### Exercise prompt
Locate every line that holds the string "Fensterflächen" and copy it.

### Data section
-- Begin --
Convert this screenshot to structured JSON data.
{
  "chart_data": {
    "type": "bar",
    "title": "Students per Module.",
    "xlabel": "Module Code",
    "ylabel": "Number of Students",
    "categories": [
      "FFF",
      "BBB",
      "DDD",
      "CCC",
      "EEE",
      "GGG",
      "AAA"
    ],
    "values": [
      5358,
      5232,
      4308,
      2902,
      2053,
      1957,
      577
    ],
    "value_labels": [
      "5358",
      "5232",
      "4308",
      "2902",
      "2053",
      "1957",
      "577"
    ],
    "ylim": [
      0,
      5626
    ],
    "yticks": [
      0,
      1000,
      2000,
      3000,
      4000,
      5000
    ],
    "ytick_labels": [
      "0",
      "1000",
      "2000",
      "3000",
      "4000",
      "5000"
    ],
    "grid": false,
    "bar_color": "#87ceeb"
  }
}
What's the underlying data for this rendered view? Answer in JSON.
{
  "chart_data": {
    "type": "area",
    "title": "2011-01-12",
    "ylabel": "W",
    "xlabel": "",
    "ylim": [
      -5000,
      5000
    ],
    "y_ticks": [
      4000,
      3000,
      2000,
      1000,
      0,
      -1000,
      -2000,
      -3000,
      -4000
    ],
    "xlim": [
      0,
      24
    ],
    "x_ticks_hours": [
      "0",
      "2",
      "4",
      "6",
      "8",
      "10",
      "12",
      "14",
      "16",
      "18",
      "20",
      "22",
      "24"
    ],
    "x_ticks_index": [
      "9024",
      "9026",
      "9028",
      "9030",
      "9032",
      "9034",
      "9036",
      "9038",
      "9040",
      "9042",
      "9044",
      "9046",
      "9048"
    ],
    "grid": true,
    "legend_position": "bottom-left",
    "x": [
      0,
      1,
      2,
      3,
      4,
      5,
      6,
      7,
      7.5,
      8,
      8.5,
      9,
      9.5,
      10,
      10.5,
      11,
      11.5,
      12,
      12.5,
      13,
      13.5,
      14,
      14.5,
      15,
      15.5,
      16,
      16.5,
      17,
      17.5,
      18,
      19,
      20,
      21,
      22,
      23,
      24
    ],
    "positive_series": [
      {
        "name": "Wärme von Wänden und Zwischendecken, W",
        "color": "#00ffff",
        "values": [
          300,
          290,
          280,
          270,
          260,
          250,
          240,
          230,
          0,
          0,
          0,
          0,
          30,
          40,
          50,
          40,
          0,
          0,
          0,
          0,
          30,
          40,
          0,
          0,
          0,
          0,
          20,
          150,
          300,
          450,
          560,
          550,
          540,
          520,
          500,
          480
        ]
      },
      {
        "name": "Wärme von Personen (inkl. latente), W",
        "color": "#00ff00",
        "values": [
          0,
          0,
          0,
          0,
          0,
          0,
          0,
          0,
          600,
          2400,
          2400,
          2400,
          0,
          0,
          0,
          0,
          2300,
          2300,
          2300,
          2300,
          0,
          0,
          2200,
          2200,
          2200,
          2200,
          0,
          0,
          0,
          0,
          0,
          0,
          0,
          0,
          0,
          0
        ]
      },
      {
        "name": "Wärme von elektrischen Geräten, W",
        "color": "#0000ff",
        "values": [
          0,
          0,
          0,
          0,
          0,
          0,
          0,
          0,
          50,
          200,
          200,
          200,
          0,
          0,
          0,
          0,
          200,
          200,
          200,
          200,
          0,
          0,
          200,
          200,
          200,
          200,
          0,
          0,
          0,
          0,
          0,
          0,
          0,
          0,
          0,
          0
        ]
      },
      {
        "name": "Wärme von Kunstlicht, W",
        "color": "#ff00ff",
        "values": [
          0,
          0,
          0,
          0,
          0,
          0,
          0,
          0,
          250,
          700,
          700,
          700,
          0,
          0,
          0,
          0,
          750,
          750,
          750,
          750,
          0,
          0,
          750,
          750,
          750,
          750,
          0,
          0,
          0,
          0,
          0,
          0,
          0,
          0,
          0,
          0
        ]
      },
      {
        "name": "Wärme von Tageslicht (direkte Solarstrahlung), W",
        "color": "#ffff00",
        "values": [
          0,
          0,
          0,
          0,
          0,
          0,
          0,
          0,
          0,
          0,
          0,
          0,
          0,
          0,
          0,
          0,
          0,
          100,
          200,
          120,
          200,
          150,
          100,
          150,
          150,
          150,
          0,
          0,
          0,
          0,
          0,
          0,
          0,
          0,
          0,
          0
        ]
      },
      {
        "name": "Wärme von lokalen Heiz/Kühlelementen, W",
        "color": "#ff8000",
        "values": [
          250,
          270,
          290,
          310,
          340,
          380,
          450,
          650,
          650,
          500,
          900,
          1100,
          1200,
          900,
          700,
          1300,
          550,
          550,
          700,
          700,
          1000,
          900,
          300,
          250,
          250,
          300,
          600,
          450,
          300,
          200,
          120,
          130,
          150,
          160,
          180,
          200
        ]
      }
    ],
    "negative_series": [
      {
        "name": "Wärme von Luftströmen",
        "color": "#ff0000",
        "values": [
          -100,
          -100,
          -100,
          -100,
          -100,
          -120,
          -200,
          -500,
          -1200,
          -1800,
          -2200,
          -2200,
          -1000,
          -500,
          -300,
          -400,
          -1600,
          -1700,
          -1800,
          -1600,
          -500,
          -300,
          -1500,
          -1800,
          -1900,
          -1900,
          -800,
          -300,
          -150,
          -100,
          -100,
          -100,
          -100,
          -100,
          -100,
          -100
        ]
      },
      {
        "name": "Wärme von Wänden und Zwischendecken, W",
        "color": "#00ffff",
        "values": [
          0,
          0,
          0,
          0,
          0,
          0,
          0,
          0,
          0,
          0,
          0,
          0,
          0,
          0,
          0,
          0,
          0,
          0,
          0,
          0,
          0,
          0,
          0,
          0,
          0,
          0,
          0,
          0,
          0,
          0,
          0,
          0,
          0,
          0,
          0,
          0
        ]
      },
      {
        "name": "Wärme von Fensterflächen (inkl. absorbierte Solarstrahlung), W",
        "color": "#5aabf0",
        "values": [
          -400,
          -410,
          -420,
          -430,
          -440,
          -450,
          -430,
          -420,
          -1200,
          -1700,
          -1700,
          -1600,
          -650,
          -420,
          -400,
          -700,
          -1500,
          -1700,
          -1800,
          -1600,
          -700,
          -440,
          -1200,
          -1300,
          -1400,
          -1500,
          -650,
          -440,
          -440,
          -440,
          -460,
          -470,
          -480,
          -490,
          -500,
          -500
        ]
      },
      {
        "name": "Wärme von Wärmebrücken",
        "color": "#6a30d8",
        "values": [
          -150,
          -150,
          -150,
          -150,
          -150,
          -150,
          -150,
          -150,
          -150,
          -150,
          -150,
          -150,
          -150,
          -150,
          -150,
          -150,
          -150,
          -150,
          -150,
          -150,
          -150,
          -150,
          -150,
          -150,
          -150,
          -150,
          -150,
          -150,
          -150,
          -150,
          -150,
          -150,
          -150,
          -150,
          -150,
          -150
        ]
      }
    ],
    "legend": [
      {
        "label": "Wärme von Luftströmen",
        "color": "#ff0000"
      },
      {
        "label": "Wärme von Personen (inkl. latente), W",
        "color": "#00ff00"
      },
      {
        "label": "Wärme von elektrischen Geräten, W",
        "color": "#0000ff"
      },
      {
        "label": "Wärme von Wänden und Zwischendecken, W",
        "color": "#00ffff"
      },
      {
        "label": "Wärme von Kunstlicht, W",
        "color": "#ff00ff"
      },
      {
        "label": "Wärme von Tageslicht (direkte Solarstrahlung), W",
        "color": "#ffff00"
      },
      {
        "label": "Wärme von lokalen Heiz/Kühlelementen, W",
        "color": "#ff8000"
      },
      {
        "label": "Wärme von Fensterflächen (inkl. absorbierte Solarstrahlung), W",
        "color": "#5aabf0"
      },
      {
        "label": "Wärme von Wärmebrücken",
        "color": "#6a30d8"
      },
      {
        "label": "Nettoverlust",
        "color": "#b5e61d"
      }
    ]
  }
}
-- End --
### The answer
        "name": "Wärme von Fensterflächen (inkl. absorbierte Solarstrahlung), W",
        "label": "Wärme von Fensterflächen (inkl. absorbierte Solarstrahlung), W",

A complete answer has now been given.